TASK TO CARRY OUT - Output all of the records exactly as written.

--- START MATERIAL ---

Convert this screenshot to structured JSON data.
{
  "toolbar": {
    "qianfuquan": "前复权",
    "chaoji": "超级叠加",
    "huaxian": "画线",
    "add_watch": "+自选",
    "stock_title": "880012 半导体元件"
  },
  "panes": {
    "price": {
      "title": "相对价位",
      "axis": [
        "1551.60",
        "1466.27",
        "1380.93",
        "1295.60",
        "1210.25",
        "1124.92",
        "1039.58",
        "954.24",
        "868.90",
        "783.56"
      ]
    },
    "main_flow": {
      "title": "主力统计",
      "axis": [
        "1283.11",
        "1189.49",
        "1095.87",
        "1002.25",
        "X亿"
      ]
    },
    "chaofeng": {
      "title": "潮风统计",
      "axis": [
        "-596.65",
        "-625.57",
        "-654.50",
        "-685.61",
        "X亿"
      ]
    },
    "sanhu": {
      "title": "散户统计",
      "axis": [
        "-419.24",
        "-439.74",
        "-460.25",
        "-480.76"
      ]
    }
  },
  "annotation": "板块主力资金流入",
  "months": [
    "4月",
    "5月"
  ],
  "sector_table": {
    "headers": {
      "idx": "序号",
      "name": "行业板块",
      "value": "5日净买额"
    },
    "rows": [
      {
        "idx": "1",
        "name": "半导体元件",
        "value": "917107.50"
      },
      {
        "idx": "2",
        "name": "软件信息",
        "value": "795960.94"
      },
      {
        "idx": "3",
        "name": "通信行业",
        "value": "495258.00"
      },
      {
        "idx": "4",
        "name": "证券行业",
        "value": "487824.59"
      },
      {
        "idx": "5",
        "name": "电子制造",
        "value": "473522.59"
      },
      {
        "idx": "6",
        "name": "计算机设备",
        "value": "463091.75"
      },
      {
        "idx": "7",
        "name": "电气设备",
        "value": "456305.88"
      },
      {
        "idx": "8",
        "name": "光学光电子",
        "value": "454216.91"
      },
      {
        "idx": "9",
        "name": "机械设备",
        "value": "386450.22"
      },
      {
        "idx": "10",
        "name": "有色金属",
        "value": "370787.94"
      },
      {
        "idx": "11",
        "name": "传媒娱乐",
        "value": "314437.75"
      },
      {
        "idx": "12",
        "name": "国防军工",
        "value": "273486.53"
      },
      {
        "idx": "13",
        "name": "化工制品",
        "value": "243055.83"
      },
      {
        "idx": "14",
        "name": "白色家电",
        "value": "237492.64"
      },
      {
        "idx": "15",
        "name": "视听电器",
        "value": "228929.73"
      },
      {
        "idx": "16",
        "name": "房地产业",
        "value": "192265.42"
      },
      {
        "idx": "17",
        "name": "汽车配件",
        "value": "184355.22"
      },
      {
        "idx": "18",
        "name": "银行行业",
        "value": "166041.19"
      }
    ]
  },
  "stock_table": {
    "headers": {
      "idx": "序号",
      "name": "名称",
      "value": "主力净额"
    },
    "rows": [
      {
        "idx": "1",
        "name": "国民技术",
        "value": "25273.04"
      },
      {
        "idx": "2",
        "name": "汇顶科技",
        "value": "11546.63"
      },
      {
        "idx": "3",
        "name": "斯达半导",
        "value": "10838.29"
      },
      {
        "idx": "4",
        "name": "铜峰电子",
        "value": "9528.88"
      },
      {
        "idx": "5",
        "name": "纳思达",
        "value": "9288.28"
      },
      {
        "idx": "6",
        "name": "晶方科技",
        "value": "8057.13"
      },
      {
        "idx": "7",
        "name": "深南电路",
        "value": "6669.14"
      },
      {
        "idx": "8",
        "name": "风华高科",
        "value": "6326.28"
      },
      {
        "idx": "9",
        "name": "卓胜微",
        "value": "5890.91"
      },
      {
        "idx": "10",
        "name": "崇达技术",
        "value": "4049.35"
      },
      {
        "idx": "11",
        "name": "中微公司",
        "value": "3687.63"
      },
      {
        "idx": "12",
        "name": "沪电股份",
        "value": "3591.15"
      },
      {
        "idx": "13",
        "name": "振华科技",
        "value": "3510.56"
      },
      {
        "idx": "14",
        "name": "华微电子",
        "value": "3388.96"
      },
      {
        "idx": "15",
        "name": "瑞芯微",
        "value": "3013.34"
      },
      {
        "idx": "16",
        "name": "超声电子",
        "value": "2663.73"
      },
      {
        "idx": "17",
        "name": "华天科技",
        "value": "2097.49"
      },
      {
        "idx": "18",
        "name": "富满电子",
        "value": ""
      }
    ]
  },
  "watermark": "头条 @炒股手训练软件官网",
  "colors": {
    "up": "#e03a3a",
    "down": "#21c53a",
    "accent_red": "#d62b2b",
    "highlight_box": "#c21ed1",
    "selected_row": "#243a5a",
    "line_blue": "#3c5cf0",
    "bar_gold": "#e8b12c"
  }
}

--- END MATERIAL ---

REPLY -
Convert this screenshot to structured JSON data.
{
  "toolbar": {
    "qianfuquan": "前复权",
    "chaoji": "超级叠加",
    "huaxian": "画线",
    "add_watch": "+自选",
    "stock_title": "880012 半导体元件"
  },
  "panes": {
    "price": {
      "title": "相对价位",
      "axis": [
        "1551.60",
        "1466.27",
        "1380.93",
        "1295.60",
        "1210.25",
        "1124.92",
        "1039.58",
        "954.24",
        "868.90",
        "783.56"
      ]
    },
    "main_flow": {
      "title": "主力统计",
      "axis": [
        "1283.11",
        "1189.49",
        "1095.87",
        "1002.25",
        "X亿"
      ]
    },
    "chaofeng": {
      "title": "潮风统计",
      "axis": [
        "-596.65",
        "-625.57",
        "-654.50",
        "-685.61",
        "X亿"
      ]
    },
    "sanhu": {
      "title": "散户统计",
      "axis": [
        "-419.24",
        "-439.74",
        "-460.25",
        "-480.76"
      ]
    }
  },
  "annotation": "板块主力资金流入",
  "months": [
    "4月",
    "5月"
  ],
  "sector_table": {
    "headers": {
      "idx": "序号",
      "name": "行业板块",
      "value": "5日净买额"
    },
    "rows": [
      {
        "idx": "1",
        "name": "半导体元件",
        "value": "917107.50"
      },
      {
        "idx": "2",
        "name": "软件信息",
        "value": "795960.94"
      },
      {
        "idx": "3",
        "name": "通信行业",
        "value": "495258.00"
      },
      {
        "idx": "4",
        "name": "证券行业",
        "value": "487824.59"
      },
      {
        "idx": "5",
        "name": "电子制造",
        "value": "473522.59"
      },
      {
        "idx": "6",
        "name": "计算机设备",
        "value": "463091.75"
      },
      {
        "idx": "7",
        "name": "电气设备",
        "value": "456305.88"
      },
      {
        "idx": "8",
        "name": "光学光电子",
        "value": "454216.91"
      },
      {
        "idx": "9",
        "name": "机械设备",
        "value": "386450.22"
      },
      {
        "idx": "10",
        "name": "有色金属",
        "value": "370787.94"
      },
      {
        "idx": "11",
        "name": "传媒娱乐",
        "value": "314437.75"
      },
      {
        "idx": "12",
        "name": "国防军工",
        "value": "273486.53"
      },
      {
        "idx": "13",
        "name": "化工制品",
        "value": "243055.83"
      },
      {
        "idx": "14",
        "name": "白色家电",
        "value": "237492.64"
      },
      {
        "idx": "15",
        "name": "视听电器",
        "value": "228929.73"
      },
      {
        "idx": "16",
        "name": "房地产业",
        "value": "192265.42"
      },
      {
        "idx": "17",
        "name": "汽车配件",
        "value": "184355.22"
      },
      {
        "idx": "18",
        "name": "银行行业",
        "value": "166041.19"
      }
    ]
  },
  "stock_table": {
    "headers": {
      "idx": "序号",
      "name": "名称",
      "value": "主力净额"
    },
    "rows": [
      {
        "idx": "1",
        "name": "国民技术",
        "value": "25273.04"
      },
      {
        "idx": "2",
        "name": "汇顶科技",
        "value": "11546.63"
      },
      {
        "idx": "3",
        "name": "斯达半导",
        "value": "10838.29"
      },
      {
        "idx": "4",
        "name": "铜峰电子",
        "value": "9528.88"
      },
      {
        "idx": "5",
        "name": "纳思达",
        "value": "9288.28"
      },
      {
        "idx": "6",
        "name": "晶方科技",
        "value": "8057.13"
      },
      {
        "idx": "7",
        "name": "深南电路",
        "value": "6669.14"
      },
      {
        "idx": "8",
        "name": "风华高科",
        "value": "6326.28"
      },
      {
        "idx": "9",
        "name": "卓胜微",
        "value": "5890.91"
      },
      {
        "idx": "10",
        "name": "崇达技术",
        "value": "4049.35"
      },
      {
        "idx": "11",
        "name": "中微公司",
        "value": "3687.63"
      },
      {
        "idx": "12",
        "name": "沪电股份",
        "value": "3591.15"
      },
      {
        "idx": "13",
        "name": "振华科技",
        "value": "3510.56"
      },
      {
        "idx": "14",
        "name": "华微电子",
        "value": "3388.96"
      },
      {
        "idx": "15",
        "name": "瑞芯微",
        "value": "3013.34"
      },
      {
        "idx": "16",
        "name": "超声电子",
        "value": "2663.73"
      },
      {
        "idx": "17",
        "name": "华天科技",
        "value": "2097.49"
      },
      {
        "idx": "18",
        "name": "富满电子",
        "value": ""
      }
    ]
  },
  "watermark": "头条 @炒股手训练软件官网",
  "colors": {
    "up": "#e03a3a",
    "down": "#21c53a",
    "accent_red": "#d62b2b",
    "highlight_box": "#c21ed1",
    "selected_row": "#243a5a",
    "line_blue": "#3c5cf0",
    "bar_gold": "#e8b12c"
  }
}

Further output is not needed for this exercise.